### SOURCE TEXT
━━━━━━━━━━━━━━━━━━━━━━━━━━━━━━

Text Analysis Tools: Architectures and protocols Type
King's College London
King's College London
Florida Atlantic University
University of Bergen, Norway
University of Virginia
Harold Short, Chair
There has been considerable concern in recent years at the absence of text
analysis tools that can take advantage of the intellectual effort that goes
into encoding. Thus, while there are now large collections of encoded texts,
with the number continuing to grow rapidly, there has been little
corresponding development of the 'next generation' of tools such as OCP,
TACT and others that would enable humanities scholars to exploit fully the
intellectual investment represented by these collections. Browsing and
searching is the limit of what can readily be done in most cases.
This concern has resulted in a number of meetings, discussions and
initiatives on both sides of the Atlantic over a number of years. There have
been papers, panels or BOF sessions at many ACH-ALLC conferences, going back
at least to Georgetown in 1995. There were two meetings held at Princeton,
organised by Susan Hockey when she was at CETH. Following the ALLC-ACH 98
conference in Debrecen, the 'ELTA' software initiative was launched to
promote discussion and the exchange of ideas. Related to this, during the
past year a series of meetings and workshops has been organised aimed at
establishing a framework and a set of open specifications that would enable
collaborative tool development to proceed.
There appears to be general perception that in this area it is unlikely that
commercial software developers will create systems to meet scholarly needs
that are (a) affordable and (b) capable of the kind of modification and
tuning that will enable scholars to push these approaches to the limits that
are necessary. It seems likely therefore that the most effective model will
be one that enables scholars and information professionals in higher
education to develop software independently but collaboratively.

━━━━━━━━━━━━━━━━━━━━━━━━━━━━━━

Please turn the paragraph of the abstract above that begins "This concern has resulted in" into a short bulleted list that keeps its main facts.

### RECORDED DATA
━━━━━━━━━━━━━━━━━━━━━━━━━━━━━━

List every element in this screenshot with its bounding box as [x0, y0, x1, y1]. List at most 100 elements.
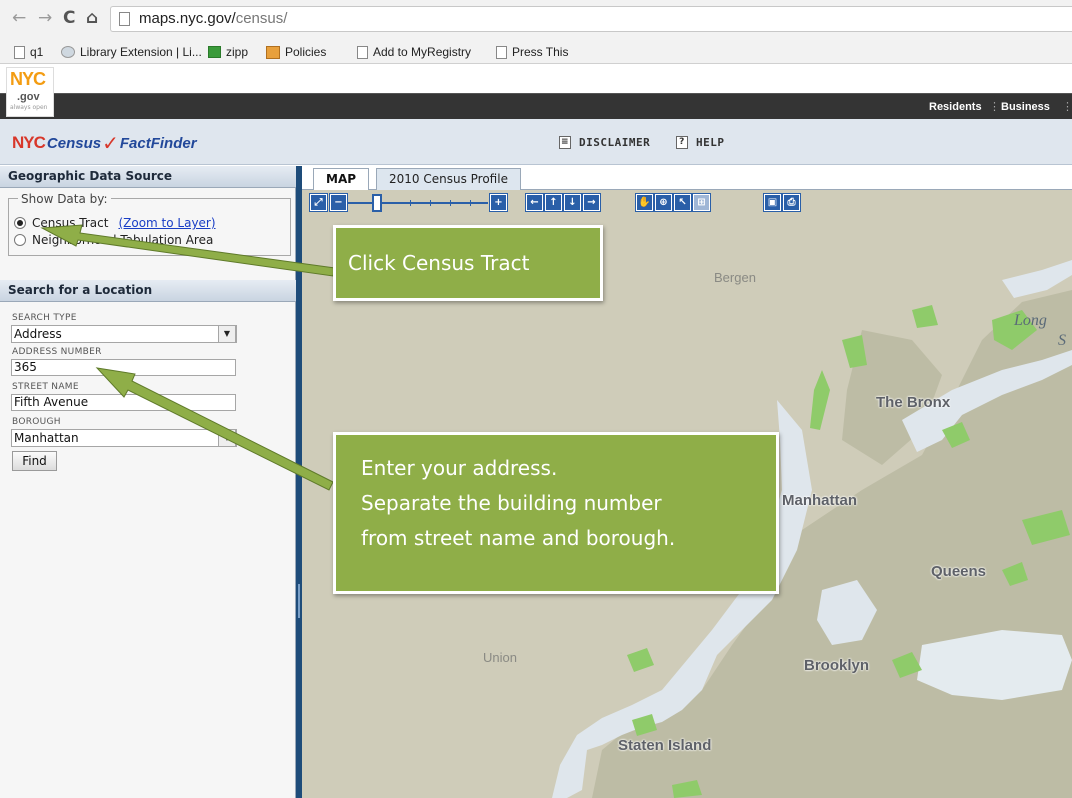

━━━━━━━━━━━━━━━━━━━━━━━━━━━━━━

### TASK OUTPUT
- The concern has led to meetings, discussions and initiatives on both sides of the Atlantic over several years.
- Papers, panels or BOF sessions have appeared at many ACH-ALLC conferences, going back at least to Georgetown in 1995.
- Susan Hockey organized two meetings at Princeton while she was at CETH.
- After the ALLC-ACH 98 conference in Debrecen, the 'ELTA' software initiative was launched to promote discussion and the exchange of ideas.
- In the past year, related meetings and workshops have aimed to establish a framework and open specifications so that collaborative tool development can proceed.